- [Stored records]
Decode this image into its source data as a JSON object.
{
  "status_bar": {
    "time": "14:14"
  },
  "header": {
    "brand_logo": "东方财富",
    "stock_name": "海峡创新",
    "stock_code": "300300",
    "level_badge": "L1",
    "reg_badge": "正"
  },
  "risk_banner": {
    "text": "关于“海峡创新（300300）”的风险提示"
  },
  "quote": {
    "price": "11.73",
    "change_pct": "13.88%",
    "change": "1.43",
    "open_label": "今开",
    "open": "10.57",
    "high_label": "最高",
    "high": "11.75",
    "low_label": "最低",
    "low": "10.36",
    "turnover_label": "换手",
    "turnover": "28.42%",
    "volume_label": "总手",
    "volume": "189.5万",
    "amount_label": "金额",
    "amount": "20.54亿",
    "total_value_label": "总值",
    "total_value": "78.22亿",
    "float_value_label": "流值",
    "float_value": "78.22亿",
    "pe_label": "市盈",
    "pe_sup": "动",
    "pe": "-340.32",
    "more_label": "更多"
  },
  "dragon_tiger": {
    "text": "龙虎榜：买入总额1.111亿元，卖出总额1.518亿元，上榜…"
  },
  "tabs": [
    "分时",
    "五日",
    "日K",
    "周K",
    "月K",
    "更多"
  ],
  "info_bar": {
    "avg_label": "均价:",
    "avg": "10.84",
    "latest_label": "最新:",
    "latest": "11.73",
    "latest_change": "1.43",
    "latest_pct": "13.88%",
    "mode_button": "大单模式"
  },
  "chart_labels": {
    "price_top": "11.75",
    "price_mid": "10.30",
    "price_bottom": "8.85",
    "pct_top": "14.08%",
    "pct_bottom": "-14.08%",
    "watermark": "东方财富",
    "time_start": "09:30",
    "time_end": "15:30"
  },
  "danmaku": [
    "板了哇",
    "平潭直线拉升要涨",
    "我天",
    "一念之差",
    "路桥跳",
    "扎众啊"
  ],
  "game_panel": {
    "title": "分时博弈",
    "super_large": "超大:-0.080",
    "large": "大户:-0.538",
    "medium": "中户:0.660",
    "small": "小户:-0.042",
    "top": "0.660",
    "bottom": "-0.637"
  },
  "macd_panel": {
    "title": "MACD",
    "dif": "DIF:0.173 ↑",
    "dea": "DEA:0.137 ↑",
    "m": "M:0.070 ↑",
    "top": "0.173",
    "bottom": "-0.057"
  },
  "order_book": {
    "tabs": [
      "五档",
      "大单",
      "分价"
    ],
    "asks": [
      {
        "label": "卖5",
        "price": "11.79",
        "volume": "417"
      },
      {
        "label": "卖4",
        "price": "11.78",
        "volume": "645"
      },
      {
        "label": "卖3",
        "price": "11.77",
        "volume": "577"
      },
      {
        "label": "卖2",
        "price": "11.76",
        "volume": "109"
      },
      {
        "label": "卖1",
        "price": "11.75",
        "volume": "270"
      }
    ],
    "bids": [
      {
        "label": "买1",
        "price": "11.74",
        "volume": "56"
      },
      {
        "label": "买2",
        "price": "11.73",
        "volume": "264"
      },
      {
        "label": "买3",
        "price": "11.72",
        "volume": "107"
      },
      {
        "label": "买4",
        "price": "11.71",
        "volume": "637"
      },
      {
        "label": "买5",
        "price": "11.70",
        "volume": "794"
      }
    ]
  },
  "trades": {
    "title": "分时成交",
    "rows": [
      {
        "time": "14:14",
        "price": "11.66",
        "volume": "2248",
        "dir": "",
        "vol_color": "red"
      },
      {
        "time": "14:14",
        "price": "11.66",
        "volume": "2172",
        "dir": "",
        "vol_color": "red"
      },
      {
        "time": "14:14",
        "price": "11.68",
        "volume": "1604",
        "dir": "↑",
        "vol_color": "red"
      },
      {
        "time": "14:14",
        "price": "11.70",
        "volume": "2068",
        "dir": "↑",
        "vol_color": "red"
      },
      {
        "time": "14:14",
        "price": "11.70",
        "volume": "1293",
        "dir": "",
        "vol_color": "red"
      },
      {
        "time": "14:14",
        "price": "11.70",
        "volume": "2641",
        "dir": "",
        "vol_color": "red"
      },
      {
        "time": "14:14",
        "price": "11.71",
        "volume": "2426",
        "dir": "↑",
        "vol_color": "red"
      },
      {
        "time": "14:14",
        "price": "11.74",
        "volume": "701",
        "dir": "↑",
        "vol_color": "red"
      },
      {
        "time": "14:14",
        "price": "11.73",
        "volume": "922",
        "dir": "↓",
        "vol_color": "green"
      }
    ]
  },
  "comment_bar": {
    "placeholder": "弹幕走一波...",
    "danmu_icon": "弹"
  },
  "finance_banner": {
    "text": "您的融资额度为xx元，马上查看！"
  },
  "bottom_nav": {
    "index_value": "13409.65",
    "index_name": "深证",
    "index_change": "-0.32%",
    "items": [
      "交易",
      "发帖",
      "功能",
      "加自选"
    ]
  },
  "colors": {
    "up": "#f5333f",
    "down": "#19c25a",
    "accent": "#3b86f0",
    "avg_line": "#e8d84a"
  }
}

- [JOB]
Please restate the data word for word, every record included.

- [ANSWER IN FULL]
Decode this image into its source data as a JSON object.
{
  "status_bar": {
    "time": "14:14"
  },
  "header": {
    "brand_logo": "东方财富",
    "stock_name": "海峡创新",
    "stock_code": "300300",
    "level_badge": "L1",
    "reg_badge": "正"
  },
  "risk_banner": {
    "text": "关于“海峡创新（300300）”的风险提示"
  },
  "quote": {
    "price": "11.73",
    "change_pct": "13.88%",
    "change": "1.43",
    "open_label": "今开",
    "open": "10.57",
    "high_label": "最高",
    "high": "11.75",
    "low_label": "最低",
    "low": "10.36",
    "turnover_label": "换手",
    "turnover": "28.42%",
    "volume_label": "总手",
    "volume": "189.5万",
    "amount_label": "金额",
    "amount": "20.54亿",
    "total_value_label": "总值",
    "total_value": "78.22亿",
    "float_value_label": "流值",
    "float_value": "78.22亿",
    "pe_label": "市盈",
    "pe_sup": "动",
    "pe": "-340.32",
    "more_label": "更多"
  },
  "dragon_tiger": {
    "text": "龙虎榜：买入总额1.111亿元，卖出总额1.518亿元，上榜…"
  },
  "tabs": [
    "分时",
    "五日",
    "日K",
    "周K",
    "月K",
    "更多"
  ],
  "info_bar": {
    "avg_label": "均价:",
    "avg": "10.84",
    "latest_label": "最新:",
    "latest": "11.73",
    "latest_change": "1.43",
    "latest_pct": "13.88%",
    "mode_button": "大单模式"
  },
  "chart_labels": {
    "price_top": "11.75",
    "price_mid": "10.30",
    "price_bottom": "8.85",
    "pct_top": "14.08%",
    "pct_bottom": "-14.08%",
    "watermark": "东方财富",
    "time_start": "09:30",
    "time_end": "15:30"
  },
  "danmaku": [
    "板了哇",
    "平潭直线拉升要涨",
    "我天",
    "一念之差",
    "路桥跳",
    "扎众啊"
  ],
  "game_panel": {
    "title": "分时博弈",
    "super_large": "超大:-0.080",
    "large": "大户:-0.538",
    "medium": "中户:0.660",
    "small": "小户:-0.042",
    "top": "0.660",
    "bottom": "-0.637"
  },
  "macd_panel": {
    "title": "MACD",
    "dif": "DIF:0.173 ↑",
    "dea": "DEA:0.137 ↑",
    "m": "M:0.070 ↑",
    "top": "0.173",
    "bottom": "-0.057"
  },
  "order_book": {
    "tabs": [
      "五档",
      "大单",
      "分价"
    ],
    "asks": [
      {
        "label": "卖5",
        "price": "11.79",
        "volume": "417"
      },
      {
        "label": "卖4",
        "price": "11.78",
        "volume": "645"
      },
      {
        "label": "卖3",
        "price": "11.77",
        "volume": "577"
      },
      {
        "label": "卖2",
        "price": "11.76",
        "volume": "109"
      },
      {
        "label": "卖1",
        "price": "11.75",
        "volume": "270"
      }
    ],
    "bids": [
      {
        "label": "买1",
        "price": "11.74",
        "volume": "56"
      },
      {
        "label": "买2",
        "price": "11.73",
        "volume": "264"
      },
      {
        "label": "买3",
        "price": "11.72",
        "volume": "107"
      },
      {
        "label": "买4",
        "price": "11.71",
        "volume": "637"
      },
      {
        "label": "买5",
        "price": "11.70",
        "volume": "794"
      }
    ]
  },
  "trades": {
    "title": "分时成交",
    "rows": [
      {
        "time": "14:14",
        "price": "11.66",
        "volume": "2248",
        "dir": "",
        "vol_color": "red"
      },
      {
        "time": "14:14",
        "price": "11.66",
        "volume": "2172",
        "dir": "",
        "vol_color": "red"
      },
      {
        "time": "14:14",
        "price": "11.68",
        "volume": "1604",
        "dir": "↑",
        "vol_color": "red"
      },
      {
        "time": "14:14",
        "price": "11.70",
        "volume": "2068",
        "dir": "↑",
        "vol_color": "red"
      },
      {
        "time": "14:14",
        "price": "11.70",
        "volume": "1293",
        "dir": "",
        "vol_color": "red"
      },
      {
        "time": "14:14",
        "price": "11.70",
        "volume": "2641",
        "dir": "",
        "vol_color": "red"
      },
      {
        "time": "14:14",
        "price": "11.71",
        "volume": "2426",
        "dir": "↑",
        "vol_color": "red"
      },
      {
        "time": "14:14",
        "price": "11.74",
        "volume": "701",
        "dir": "↑",
        "vol_color": "red"
      },
      {
        "time": "14:14",
        "price": "11.73",
        "volume": "922",
        "dir": "↓",
        "vol_color": "green"
      }
    ]
  },
  "comment_bar": {
    "placeholder": "弹幕走一波...",
    "danmu_icon": "弹"
  },
  "finance_banner": {
    "text": "您的融资额度为xx元，马上查看！"
  },
  "bottom_nav": {
    "index_value": "13409.65",
    "index_name": "深证",
    "index_change": "-0.32%",
    "items": [
      "交易",
      "发帖",
      "功能",
      "加自选"
    ]
  },
  "colors": {
    "up": "#f5333f",
    "down": "#19c25a",
    "accent": "#3b86f0",
    "avg_line": "#e8d84a"
  }
}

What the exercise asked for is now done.